### Do this
Tally the lines containing the word "редакции", and report the tally alone.

(Recorded data)
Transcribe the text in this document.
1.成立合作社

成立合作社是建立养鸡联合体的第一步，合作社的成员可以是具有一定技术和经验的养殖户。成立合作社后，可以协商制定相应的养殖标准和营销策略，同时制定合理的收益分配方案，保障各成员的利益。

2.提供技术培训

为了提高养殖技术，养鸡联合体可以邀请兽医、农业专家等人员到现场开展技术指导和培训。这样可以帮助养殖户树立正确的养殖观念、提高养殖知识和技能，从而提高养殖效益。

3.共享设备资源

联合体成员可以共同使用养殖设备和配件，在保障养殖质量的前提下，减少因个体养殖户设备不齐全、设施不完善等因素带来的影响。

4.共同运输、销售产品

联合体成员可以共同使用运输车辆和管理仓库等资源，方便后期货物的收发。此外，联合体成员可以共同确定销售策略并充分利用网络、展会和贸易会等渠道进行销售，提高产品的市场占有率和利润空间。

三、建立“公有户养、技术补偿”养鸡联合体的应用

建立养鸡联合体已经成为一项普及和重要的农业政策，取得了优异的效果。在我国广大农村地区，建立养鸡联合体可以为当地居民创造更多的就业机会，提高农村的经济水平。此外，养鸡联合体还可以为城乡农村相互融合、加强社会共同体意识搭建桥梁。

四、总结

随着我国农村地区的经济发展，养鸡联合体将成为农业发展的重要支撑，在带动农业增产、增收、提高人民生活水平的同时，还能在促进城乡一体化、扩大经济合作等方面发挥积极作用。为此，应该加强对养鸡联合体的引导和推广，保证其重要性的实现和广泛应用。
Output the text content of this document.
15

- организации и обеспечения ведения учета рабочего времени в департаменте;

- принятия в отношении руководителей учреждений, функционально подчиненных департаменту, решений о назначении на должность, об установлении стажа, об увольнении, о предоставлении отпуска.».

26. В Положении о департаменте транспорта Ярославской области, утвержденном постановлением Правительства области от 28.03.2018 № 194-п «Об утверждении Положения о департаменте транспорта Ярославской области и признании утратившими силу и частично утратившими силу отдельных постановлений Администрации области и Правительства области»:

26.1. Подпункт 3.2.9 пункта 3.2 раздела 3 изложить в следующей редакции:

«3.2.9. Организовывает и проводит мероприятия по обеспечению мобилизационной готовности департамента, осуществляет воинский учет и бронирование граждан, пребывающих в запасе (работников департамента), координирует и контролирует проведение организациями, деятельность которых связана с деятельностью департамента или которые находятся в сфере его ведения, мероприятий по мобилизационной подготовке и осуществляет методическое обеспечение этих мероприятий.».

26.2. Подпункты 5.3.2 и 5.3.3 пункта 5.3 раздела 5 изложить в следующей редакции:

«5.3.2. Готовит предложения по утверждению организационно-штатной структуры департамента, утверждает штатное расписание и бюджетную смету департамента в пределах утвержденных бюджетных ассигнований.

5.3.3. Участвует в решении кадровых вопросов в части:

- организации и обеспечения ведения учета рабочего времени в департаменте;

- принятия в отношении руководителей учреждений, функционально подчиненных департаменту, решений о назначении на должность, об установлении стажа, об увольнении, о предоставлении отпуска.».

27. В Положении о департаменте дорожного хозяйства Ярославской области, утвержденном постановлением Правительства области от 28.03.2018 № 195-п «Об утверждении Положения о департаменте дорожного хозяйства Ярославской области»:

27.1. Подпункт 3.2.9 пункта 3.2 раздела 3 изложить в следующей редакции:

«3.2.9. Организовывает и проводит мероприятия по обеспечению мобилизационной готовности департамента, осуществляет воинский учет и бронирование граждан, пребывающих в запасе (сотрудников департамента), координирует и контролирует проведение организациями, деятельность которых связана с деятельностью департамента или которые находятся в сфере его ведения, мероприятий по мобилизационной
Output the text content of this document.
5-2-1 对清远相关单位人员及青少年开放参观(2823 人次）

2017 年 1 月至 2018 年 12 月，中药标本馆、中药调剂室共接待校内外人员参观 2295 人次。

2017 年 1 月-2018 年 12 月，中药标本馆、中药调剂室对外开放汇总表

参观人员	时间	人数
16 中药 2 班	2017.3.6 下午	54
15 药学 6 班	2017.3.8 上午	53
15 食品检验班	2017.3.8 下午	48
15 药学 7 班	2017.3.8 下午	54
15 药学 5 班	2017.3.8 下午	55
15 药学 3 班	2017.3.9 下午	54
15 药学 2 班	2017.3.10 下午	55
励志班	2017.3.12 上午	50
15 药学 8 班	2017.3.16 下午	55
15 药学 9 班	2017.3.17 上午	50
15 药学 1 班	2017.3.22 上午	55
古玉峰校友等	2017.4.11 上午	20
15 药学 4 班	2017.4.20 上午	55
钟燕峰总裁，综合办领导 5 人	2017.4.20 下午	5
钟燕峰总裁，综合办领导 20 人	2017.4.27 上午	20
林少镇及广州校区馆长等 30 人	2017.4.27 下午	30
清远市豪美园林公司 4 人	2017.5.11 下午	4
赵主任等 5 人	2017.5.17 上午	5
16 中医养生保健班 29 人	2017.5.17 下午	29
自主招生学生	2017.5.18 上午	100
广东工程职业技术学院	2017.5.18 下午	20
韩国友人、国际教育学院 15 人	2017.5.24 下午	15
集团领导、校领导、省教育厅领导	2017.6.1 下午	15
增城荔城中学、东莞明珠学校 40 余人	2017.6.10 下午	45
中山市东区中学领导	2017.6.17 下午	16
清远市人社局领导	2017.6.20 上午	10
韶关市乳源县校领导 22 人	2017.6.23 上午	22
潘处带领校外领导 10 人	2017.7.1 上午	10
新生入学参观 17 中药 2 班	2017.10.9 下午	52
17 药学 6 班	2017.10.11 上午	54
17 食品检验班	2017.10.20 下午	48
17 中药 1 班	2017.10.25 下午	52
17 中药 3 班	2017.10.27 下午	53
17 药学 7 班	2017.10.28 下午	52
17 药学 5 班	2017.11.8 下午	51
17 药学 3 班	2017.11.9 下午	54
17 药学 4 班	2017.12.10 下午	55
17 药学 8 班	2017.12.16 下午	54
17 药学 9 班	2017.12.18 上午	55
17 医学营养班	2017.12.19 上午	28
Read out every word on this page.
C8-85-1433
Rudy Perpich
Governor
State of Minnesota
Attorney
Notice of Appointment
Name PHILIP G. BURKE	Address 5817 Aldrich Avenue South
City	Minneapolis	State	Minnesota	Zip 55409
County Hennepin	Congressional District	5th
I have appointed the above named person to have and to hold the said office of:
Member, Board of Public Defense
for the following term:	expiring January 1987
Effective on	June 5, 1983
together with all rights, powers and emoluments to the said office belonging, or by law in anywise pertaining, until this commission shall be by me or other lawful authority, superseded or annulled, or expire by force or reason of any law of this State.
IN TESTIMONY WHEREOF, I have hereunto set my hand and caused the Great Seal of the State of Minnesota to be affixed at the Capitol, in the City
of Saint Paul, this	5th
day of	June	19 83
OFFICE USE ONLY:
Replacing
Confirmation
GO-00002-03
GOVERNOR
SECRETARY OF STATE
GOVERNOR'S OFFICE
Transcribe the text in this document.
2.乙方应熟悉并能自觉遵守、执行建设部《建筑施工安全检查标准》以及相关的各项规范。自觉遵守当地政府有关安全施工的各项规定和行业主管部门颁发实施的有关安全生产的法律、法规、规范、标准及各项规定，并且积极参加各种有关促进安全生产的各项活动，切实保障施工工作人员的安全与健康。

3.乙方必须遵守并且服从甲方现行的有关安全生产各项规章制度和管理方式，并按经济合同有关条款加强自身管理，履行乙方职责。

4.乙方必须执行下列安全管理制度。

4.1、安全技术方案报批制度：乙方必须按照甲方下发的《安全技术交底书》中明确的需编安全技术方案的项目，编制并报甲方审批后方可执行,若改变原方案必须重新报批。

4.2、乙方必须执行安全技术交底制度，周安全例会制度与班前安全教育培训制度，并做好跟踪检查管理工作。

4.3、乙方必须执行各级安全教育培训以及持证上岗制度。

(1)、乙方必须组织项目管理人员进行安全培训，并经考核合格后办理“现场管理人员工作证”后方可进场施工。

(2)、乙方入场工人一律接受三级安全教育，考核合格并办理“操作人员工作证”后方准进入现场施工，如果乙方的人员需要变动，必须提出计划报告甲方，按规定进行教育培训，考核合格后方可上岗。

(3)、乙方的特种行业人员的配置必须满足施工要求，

### Output
3